(Dataset listings of figures)
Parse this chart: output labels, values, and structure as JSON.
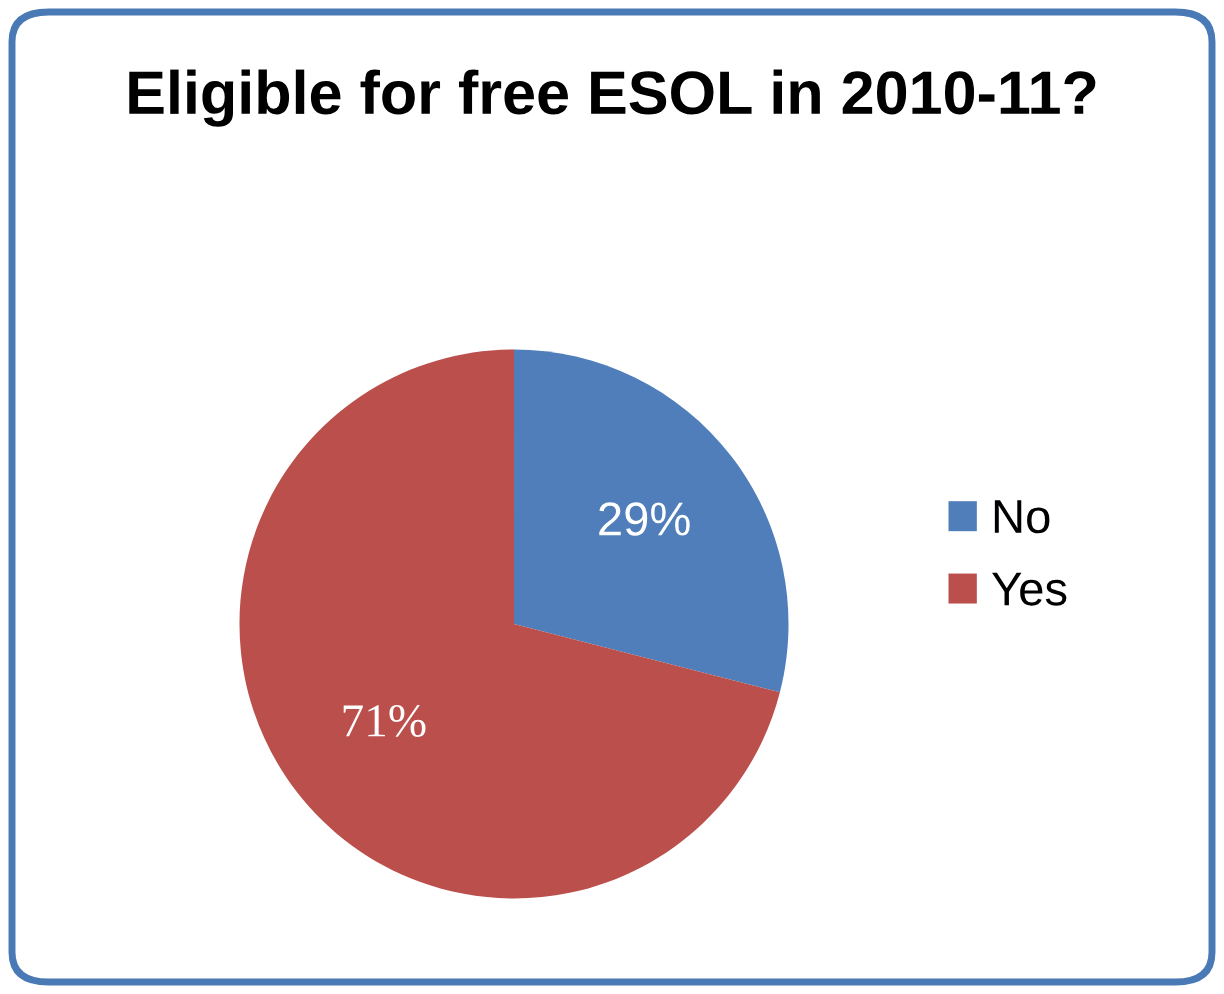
{
  "chart_data": {
    "type": "pie",
    "title": "Eligible for free ESOL in 2010-11?",
    "categories": [
      "No",
      "Yes"
    ],
    "values": [
      29,
      71
    ],
    "colors": [
      "#4f7ebb",
      "#bb4f4c"
    ],
    "value_labels": [
      "29%",
      "71%"
    ],
    "legend": "right"
  }
}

* _Objective_: Retype all the records shown above, character for character. Omit every picture.

* _Correct answer_:
Parse this chart: output labels, values, and structure as JSON.
{
  "chart_data": {
    "type": "pie",
    "title": "Eligible for free ESOL in 2010-11?",
    "categories": [
      "No",
      "Yes"
    ],
    "values": [
      29,
      71
    ],
    "colors": [
      "#4f7ebb",
      "#bb4f4c"
    ],
    "value_labels": [
      "29%",
      "71%"
    ],
    "legend": "right"
  }
}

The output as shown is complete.